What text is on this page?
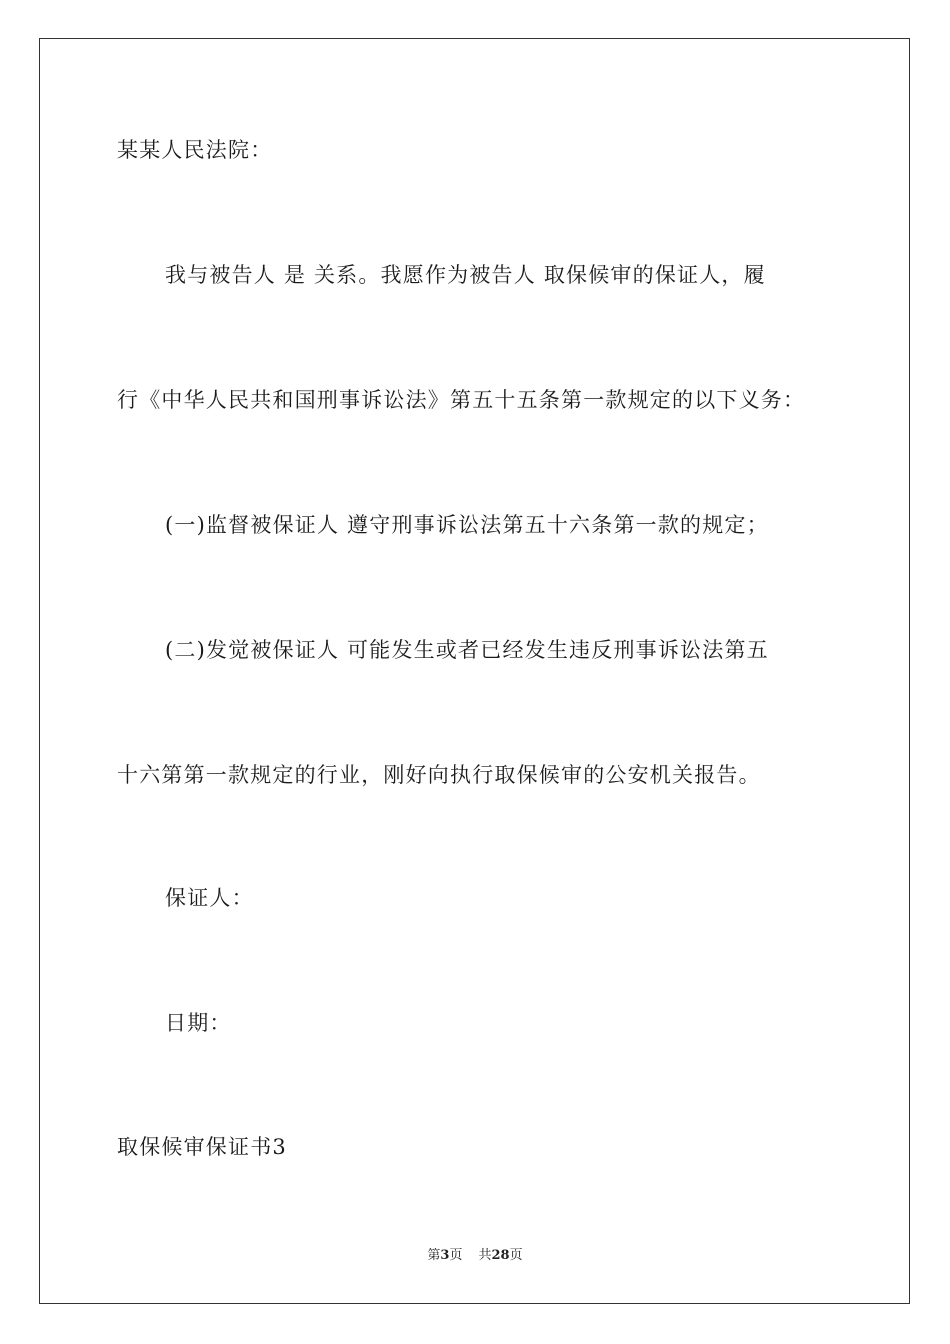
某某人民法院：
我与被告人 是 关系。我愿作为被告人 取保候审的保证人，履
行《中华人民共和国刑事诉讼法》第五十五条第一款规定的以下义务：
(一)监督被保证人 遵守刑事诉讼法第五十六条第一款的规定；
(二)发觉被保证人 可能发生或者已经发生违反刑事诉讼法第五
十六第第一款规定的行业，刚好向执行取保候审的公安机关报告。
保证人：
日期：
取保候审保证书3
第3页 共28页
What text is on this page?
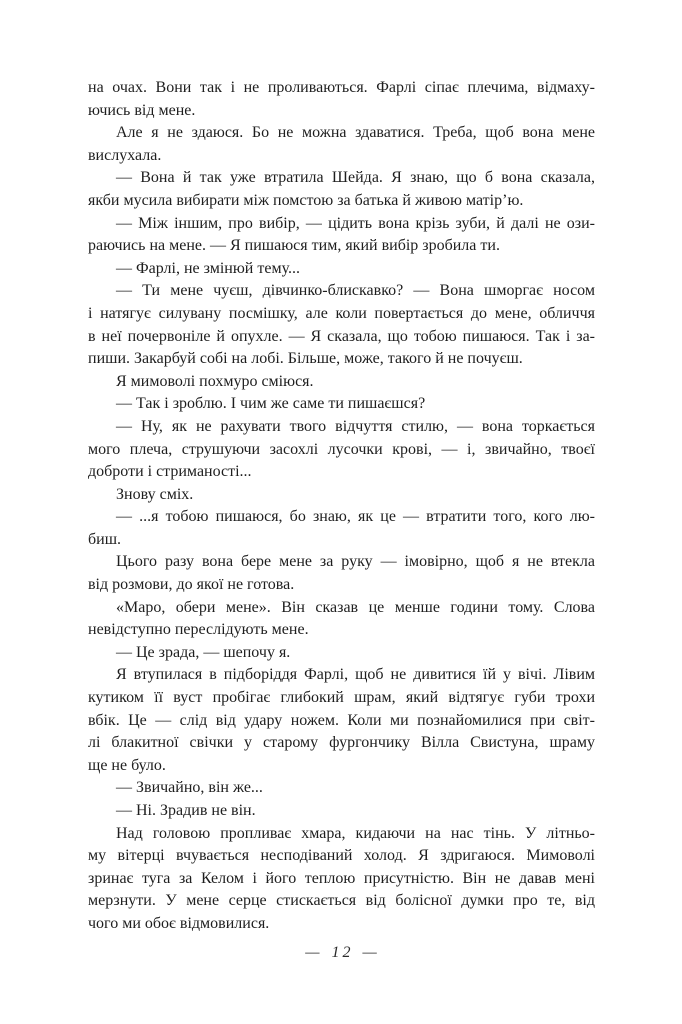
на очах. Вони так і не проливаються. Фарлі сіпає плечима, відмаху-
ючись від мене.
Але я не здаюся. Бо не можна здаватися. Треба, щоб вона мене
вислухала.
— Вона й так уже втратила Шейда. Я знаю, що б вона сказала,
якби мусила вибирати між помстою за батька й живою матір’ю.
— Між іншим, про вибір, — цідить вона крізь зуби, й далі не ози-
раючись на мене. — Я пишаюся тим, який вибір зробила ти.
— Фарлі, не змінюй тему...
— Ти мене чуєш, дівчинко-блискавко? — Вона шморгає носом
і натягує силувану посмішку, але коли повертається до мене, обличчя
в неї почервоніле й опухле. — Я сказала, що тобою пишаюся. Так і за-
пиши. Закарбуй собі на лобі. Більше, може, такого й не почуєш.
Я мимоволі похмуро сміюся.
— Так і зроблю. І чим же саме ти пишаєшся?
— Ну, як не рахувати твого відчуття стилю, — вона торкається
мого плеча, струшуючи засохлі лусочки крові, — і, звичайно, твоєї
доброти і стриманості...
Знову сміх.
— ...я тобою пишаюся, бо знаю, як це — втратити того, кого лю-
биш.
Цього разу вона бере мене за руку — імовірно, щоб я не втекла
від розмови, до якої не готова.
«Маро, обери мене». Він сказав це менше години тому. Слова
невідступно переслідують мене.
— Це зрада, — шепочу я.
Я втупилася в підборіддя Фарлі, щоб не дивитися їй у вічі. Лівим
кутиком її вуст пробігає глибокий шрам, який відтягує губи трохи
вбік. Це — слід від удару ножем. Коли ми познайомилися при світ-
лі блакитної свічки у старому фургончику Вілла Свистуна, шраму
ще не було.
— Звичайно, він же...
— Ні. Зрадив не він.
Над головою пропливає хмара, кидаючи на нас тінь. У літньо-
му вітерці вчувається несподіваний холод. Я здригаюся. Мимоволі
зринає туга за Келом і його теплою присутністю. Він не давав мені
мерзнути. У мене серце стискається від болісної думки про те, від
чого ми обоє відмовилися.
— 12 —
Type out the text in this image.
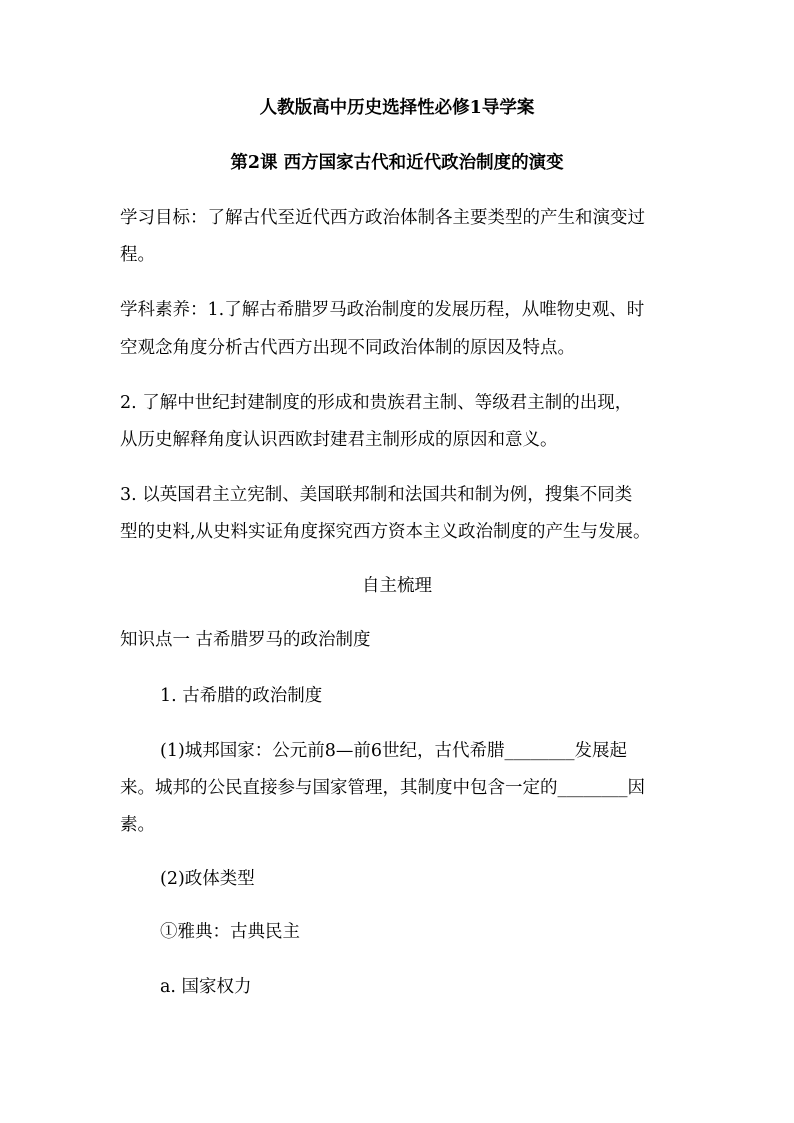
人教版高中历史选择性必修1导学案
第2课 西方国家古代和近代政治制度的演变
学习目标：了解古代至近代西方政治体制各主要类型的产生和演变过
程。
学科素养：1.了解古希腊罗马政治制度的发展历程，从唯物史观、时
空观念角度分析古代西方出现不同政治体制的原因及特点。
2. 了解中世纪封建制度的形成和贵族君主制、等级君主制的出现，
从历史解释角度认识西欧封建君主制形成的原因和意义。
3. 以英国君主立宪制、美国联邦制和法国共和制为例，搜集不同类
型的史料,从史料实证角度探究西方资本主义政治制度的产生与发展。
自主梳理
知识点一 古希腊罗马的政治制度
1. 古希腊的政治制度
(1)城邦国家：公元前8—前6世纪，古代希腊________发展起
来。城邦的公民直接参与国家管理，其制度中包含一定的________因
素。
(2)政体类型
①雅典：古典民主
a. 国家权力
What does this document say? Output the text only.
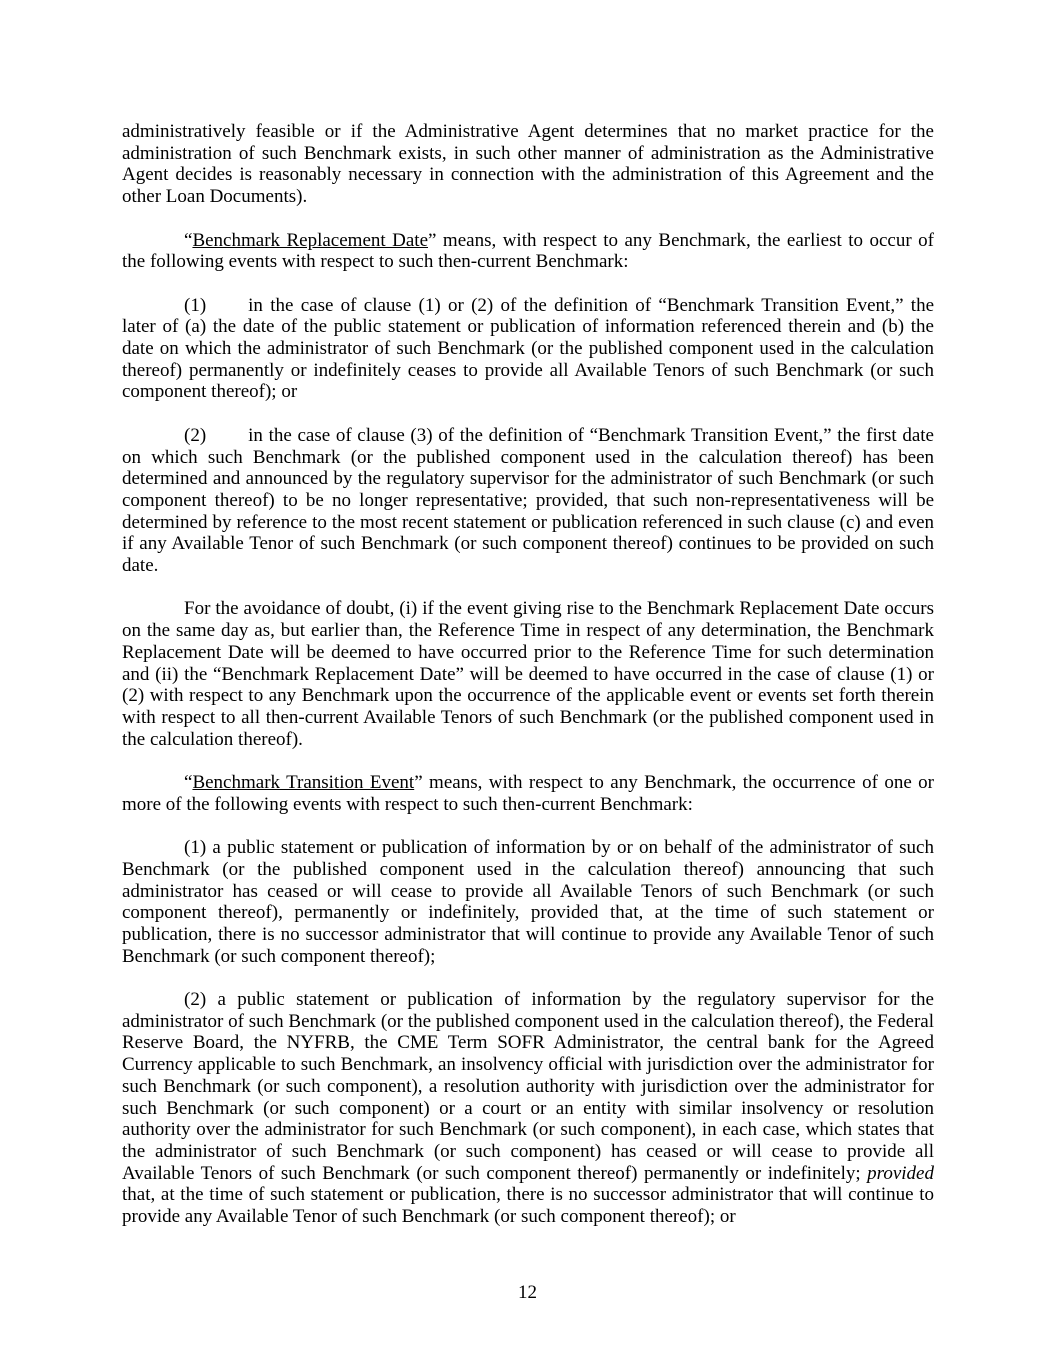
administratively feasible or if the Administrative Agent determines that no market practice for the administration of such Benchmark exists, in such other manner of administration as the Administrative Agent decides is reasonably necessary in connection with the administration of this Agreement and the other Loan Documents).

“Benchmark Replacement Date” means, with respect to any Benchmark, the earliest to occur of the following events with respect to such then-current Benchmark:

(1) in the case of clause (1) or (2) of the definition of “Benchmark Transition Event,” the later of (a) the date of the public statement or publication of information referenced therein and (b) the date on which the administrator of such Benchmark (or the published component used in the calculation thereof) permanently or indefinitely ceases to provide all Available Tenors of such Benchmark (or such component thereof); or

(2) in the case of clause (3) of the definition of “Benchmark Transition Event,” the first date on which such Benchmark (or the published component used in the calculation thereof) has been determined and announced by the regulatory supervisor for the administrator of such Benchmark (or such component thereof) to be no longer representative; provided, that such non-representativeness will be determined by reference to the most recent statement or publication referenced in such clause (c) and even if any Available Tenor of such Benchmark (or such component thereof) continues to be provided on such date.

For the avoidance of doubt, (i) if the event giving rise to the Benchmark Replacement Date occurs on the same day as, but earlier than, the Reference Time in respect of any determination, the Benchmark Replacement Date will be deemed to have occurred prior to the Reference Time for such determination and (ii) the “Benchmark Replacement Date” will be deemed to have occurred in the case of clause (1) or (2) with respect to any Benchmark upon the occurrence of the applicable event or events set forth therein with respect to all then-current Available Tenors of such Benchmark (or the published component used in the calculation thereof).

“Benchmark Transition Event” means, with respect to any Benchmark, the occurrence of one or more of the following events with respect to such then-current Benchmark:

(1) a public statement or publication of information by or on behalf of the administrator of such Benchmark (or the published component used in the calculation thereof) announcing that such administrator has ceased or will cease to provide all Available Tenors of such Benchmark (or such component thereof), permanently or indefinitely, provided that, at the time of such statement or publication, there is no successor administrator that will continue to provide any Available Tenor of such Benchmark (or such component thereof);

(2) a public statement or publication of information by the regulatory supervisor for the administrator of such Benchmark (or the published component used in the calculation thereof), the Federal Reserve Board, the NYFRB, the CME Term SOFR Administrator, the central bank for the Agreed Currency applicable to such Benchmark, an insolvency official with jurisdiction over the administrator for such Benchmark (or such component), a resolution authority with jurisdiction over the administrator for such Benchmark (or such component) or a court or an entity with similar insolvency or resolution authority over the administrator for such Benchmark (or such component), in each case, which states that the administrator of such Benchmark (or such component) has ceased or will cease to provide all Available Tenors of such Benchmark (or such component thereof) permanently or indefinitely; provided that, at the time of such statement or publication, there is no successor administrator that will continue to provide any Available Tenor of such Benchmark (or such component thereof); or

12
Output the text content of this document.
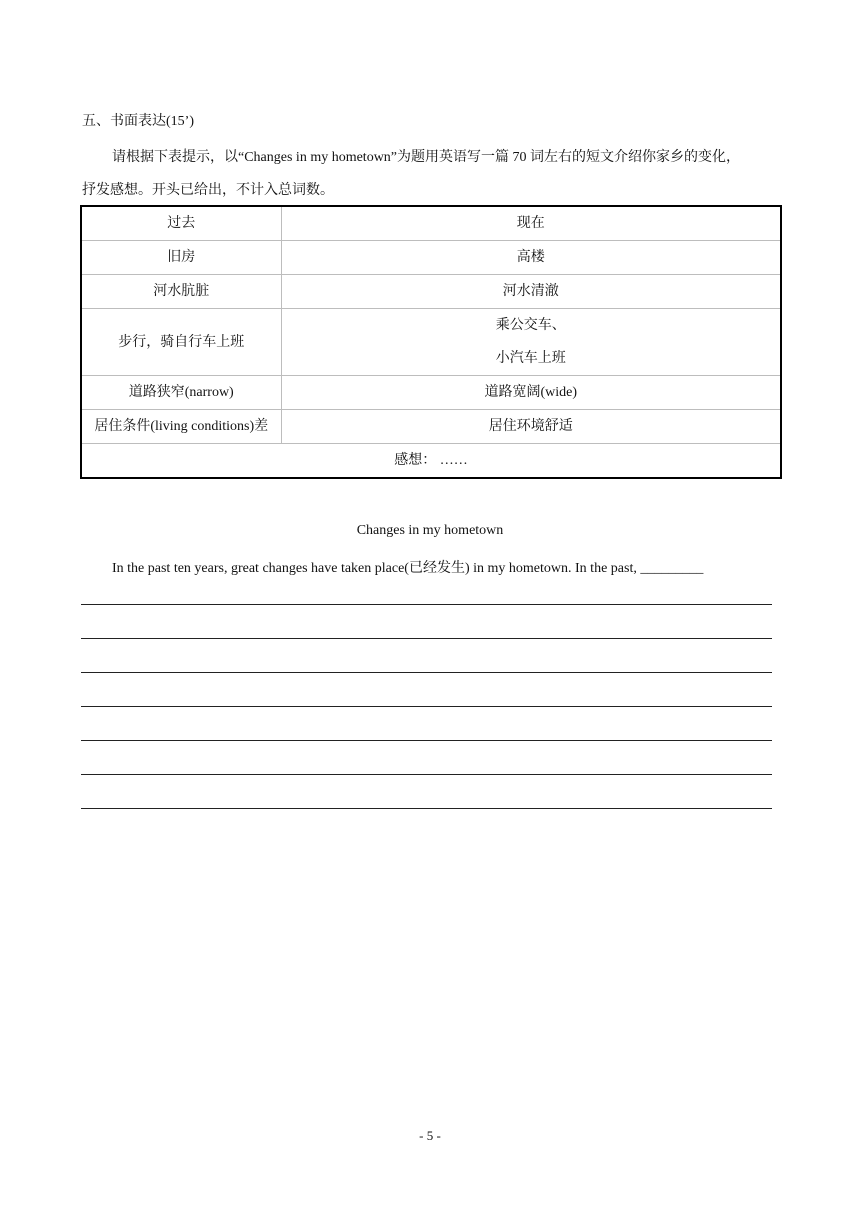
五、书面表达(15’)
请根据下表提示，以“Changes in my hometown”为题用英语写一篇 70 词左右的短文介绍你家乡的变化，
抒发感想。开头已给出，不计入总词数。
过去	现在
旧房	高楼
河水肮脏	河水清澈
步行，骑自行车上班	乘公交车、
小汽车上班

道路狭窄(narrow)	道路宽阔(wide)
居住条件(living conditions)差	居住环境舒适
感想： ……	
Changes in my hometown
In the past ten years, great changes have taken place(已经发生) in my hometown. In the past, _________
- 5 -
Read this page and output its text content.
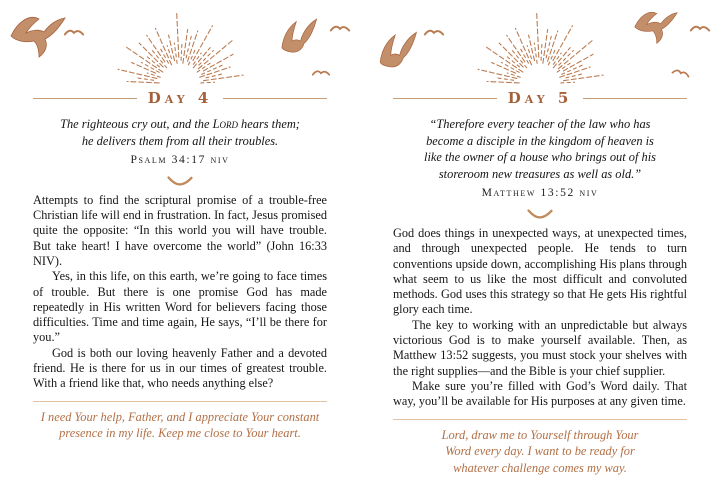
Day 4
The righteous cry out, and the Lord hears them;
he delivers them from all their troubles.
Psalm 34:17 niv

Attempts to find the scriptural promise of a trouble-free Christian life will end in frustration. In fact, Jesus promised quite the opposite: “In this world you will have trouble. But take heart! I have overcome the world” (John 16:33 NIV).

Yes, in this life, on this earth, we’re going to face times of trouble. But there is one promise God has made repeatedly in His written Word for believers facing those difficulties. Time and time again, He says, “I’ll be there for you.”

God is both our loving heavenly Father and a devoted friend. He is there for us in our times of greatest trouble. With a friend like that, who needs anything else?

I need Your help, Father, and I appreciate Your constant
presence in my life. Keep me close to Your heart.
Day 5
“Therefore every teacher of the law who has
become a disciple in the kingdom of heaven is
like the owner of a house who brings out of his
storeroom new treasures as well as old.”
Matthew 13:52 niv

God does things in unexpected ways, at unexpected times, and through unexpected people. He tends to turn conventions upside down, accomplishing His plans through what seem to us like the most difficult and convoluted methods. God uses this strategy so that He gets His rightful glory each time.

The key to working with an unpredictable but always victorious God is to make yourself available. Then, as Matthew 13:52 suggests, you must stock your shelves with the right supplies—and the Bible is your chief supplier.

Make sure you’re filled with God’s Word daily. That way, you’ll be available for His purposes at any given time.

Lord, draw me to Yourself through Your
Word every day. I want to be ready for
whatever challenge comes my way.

────────────────────

In the listing above, how many lines hold the word "them"? Give the number and nothing more.

*Final result:*
2